Exercise directions >>
Could you quote the material word for word, from its first line up to and including the line containing "nav-zoeken-onderwijsscenario[interactable]: Zoeken op"?

Information shown >>

/---

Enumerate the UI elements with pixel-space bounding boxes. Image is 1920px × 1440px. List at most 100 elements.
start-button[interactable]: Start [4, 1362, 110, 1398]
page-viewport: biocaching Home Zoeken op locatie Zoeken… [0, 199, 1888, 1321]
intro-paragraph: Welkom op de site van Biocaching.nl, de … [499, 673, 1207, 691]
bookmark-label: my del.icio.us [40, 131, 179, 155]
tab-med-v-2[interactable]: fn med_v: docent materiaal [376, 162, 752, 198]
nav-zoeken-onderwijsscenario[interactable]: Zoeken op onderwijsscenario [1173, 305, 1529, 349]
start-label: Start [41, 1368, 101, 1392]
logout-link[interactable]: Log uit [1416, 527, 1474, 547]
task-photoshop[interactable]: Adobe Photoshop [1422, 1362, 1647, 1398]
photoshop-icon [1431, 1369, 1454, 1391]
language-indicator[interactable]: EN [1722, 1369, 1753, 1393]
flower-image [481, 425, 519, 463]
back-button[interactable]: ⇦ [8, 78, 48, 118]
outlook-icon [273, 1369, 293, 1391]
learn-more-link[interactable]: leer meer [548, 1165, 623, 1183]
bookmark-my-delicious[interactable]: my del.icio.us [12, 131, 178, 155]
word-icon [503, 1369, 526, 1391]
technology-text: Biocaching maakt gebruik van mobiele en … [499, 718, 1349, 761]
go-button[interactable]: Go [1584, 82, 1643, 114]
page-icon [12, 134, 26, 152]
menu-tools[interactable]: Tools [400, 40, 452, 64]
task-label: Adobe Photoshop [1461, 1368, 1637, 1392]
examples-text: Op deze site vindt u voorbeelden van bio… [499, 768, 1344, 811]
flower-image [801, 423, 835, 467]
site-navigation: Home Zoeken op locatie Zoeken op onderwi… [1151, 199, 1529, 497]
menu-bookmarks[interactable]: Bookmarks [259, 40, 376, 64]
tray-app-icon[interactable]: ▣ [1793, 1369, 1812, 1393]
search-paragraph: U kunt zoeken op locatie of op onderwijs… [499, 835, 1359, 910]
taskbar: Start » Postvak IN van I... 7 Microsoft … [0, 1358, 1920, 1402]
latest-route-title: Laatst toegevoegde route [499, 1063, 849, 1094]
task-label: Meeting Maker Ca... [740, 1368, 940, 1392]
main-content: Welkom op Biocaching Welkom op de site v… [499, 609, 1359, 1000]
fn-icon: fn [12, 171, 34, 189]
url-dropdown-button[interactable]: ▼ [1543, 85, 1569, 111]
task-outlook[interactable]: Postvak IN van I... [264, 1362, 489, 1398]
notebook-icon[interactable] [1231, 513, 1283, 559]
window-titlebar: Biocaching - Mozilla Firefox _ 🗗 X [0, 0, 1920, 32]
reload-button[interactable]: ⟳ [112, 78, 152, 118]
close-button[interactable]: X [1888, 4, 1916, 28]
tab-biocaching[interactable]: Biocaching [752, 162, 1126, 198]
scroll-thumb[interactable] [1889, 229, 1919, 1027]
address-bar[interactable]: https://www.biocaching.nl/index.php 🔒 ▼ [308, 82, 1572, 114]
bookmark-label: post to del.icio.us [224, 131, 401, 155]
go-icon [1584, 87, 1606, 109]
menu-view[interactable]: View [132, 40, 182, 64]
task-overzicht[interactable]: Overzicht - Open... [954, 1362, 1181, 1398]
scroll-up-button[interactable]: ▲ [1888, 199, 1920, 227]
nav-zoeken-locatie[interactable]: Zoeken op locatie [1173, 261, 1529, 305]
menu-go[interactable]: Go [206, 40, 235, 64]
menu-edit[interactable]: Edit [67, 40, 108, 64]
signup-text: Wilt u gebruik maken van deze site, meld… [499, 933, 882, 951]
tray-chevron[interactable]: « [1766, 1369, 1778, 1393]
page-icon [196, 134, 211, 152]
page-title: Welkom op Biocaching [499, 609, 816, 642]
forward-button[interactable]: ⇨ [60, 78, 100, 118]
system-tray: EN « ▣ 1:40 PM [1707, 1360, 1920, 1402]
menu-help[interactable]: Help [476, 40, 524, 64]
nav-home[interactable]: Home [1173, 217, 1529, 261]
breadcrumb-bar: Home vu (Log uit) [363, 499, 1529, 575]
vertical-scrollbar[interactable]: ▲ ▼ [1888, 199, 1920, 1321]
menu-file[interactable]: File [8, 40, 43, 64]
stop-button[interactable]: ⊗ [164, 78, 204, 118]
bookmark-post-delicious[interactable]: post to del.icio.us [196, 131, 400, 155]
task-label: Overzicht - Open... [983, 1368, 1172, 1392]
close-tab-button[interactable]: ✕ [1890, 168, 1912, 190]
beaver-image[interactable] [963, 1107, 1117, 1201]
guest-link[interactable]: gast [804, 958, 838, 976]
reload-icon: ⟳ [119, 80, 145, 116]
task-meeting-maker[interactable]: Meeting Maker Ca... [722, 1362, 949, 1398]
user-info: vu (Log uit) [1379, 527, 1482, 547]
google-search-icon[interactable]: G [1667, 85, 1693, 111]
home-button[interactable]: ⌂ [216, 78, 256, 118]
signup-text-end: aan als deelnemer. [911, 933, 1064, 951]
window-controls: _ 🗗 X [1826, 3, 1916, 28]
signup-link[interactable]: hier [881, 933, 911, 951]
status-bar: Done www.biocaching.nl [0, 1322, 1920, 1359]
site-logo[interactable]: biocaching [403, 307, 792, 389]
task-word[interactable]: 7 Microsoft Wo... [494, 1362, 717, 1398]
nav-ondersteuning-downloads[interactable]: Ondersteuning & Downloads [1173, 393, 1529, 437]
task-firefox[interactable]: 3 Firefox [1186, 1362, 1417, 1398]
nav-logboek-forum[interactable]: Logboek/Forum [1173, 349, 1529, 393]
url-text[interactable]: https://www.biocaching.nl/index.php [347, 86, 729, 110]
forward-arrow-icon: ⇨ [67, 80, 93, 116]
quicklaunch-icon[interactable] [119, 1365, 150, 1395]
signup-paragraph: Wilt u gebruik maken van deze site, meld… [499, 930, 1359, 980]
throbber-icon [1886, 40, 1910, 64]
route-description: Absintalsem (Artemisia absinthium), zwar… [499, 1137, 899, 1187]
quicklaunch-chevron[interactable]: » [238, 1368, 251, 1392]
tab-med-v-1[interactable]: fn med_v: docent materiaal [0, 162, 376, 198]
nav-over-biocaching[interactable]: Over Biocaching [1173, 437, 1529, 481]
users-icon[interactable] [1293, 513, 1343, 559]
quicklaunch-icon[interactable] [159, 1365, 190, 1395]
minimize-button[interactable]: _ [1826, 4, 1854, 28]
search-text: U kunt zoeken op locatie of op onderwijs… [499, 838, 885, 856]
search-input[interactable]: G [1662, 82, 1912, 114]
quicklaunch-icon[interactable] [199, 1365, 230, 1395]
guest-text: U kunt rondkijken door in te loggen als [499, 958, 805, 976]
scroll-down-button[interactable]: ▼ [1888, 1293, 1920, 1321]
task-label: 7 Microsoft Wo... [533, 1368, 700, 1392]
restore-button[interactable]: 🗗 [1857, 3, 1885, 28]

\---

Written response >>
Enumerate the UI elements with pixel-space bounding boxes. Image is 1920px × 1440px. List at most 100 elements.
start-button[interactable]: Start [4, 1362, 110, 1398]
page-viewport: biocaching Home Zoeken op locatie Zoeken… [0, 199, 1888, 1321]
intro-paragraph: Welkom op de site van Biocaching.nl, de … [499, 673, 1207, 691]
bookmark-label: my del.icio.us [40, 131, 179, 155]
tab-med-v-2[interactable]: fn med_v: docent materiaal [376, 162, 752, 198]
nav-zoeken-onderwijsscenario[interactable]: Zoeken op onderwijsscenario [1173, 305, 1529, 349]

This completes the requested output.